* [Exercise aim] Write out each entry again. Keep every word exactly as it is.

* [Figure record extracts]

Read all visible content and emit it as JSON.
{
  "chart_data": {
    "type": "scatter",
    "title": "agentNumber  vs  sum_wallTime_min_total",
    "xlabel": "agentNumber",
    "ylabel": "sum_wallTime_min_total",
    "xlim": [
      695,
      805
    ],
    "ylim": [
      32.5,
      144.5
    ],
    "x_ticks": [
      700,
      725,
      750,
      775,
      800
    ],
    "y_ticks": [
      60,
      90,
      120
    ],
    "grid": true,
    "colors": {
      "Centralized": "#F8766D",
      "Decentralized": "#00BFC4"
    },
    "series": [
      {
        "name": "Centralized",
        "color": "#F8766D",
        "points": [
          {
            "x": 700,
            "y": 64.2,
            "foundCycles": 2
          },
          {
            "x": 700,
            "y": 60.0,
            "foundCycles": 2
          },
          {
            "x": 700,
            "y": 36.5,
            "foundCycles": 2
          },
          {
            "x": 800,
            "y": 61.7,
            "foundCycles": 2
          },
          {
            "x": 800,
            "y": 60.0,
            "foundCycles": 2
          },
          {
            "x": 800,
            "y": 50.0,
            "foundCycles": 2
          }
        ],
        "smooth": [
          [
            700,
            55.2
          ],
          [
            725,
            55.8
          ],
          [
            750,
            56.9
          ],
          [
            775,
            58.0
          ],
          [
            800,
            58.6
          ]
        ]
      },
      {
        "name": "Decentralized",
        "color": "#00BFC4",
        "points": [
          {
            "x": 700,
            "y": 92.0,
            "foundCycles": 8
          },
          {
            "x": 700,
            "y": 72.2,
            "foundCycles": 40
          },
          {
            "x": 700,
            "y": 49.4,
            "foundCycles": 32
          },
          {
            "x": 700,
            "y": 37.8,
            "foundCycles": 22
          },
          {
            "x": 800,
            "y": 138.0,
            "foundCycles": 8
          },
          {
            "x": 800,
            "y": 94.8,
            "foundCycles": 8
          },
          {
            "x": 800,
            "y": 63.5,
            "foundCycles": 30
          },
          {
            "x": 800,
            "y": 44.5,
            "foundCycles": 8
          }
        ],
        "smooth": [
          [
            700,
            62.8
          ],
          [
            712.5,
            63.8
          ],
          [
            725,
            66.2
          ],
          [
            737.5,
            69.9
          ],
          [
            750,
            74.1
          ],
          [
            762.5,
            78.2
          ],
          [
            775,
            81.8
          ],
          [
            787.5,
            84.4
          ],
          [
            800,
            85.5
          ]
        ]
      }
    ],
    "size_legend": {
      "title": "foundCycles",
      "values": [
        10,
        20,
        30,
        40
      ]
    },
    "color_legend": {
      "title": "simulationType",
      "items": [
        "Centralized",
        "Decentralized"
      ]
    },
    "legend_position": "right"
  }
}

* [Exercise solution]
Read all visible content and emit it as JSON.
{
  "chart_data": {
    "type": "scatter",
    "title": "agentNumber  vs  sum_wallTime_min_total",
    "xlabel": "agentNumber",
    "ylabel": "sum_wallTime_min_total",
    "xlim": [
      695,
      805
    ],
    "ylim": [
      32.5,
      144.5
    ],
    "x_ticks": [
      700,
      725,
      750,
      775,
      800
    ],
    "y_ticks": [
      60,
      90,
      120
    ],
    "grid": true,
    "colors": {
      "Centralized": "#F8766D",
      "Decentralized": "#00BFC4"
    },
    "series": [
      {
        "name": "Centralized",
        "color": "#F8766D",
        "points": [
          {
            "x": 700,
            "y": 64.2,
            "foundCycles": 2
          },
          {
            "x": 700,
            "y": 60.0,
            "foundCycles": 2
          },
          {
            "x": 700,
            "y": 36.5,
            "foundCycles": 2
          },
          {
            "x": 800,
            "y": 61.7,
            "foundCycles": 2
          },
          {
            "x": 800,
            "y": 60.0,
            "foundCycles": 2
          },
          {
            "x": 800,
            "y": 50.0,
            "foundCycles": 2
          }
        ],
        "smooth": [
          [
            700,
            55.2
          ],
          [
            725,
            55.8
          ],
          [
            750,
            56.9
          ],
          [
            775,
            58.0
          ],
          [
            800,
            58.6
          ]
        ]
      },
      {
        "name": "Decentralized",
        "color": "#00BFC4",
        "points": [
          {
            "x": 700,
            "y": 92.0,
            "foundCycles": 8
          },
          {
            "x": 700,
            "y": 72.2,
            "foundCycles": 40
          },
          {
            "x": 700,
            "y": 49.4,
            "foundCycles": 32
          },
          {
            "x": 700,
            "y": 37.8,
            "foundCycles": 22
          },
          {
            "x": 800,
            "y": 138.0,
            "foundCycles": 8
          },
          {
            "x": 800,
            "y": 94.8,
            "foundCycles": 8
          },
          {
            "x": 800,
            "y": 63.5,
            "foundCycles": 30
          },
          {
            "x": 800,
            "y": 44.5,
            "foundCycles": 8
          }
        ],
        "smooth": [
          [
            700,
            62.8
          ],
          [
            712.5,
            63.8
          ],
          [
            725,
            66.2
          ],
          [
            737.5,
            69.9
          ],
          [
            750,
            74.1
          ],
          [
            762.5,
            78.2
          ],
          [
            775,
            81.8
          ],
          [
            787.5,
            84.4
          ],
          [
            800,
            85.5
          ]
        ]
      }
    ],
    "size_legend": {
      "title": "foundCycles",
      "values": [
        10,
        20,
        30,
        40
      ]
    },
    "color_legend": {
      "title": "simulationType",
      "items": [
        "Centralized",
        "Decentralized"
      ]
    },
    "legend_position": "right"
  }
}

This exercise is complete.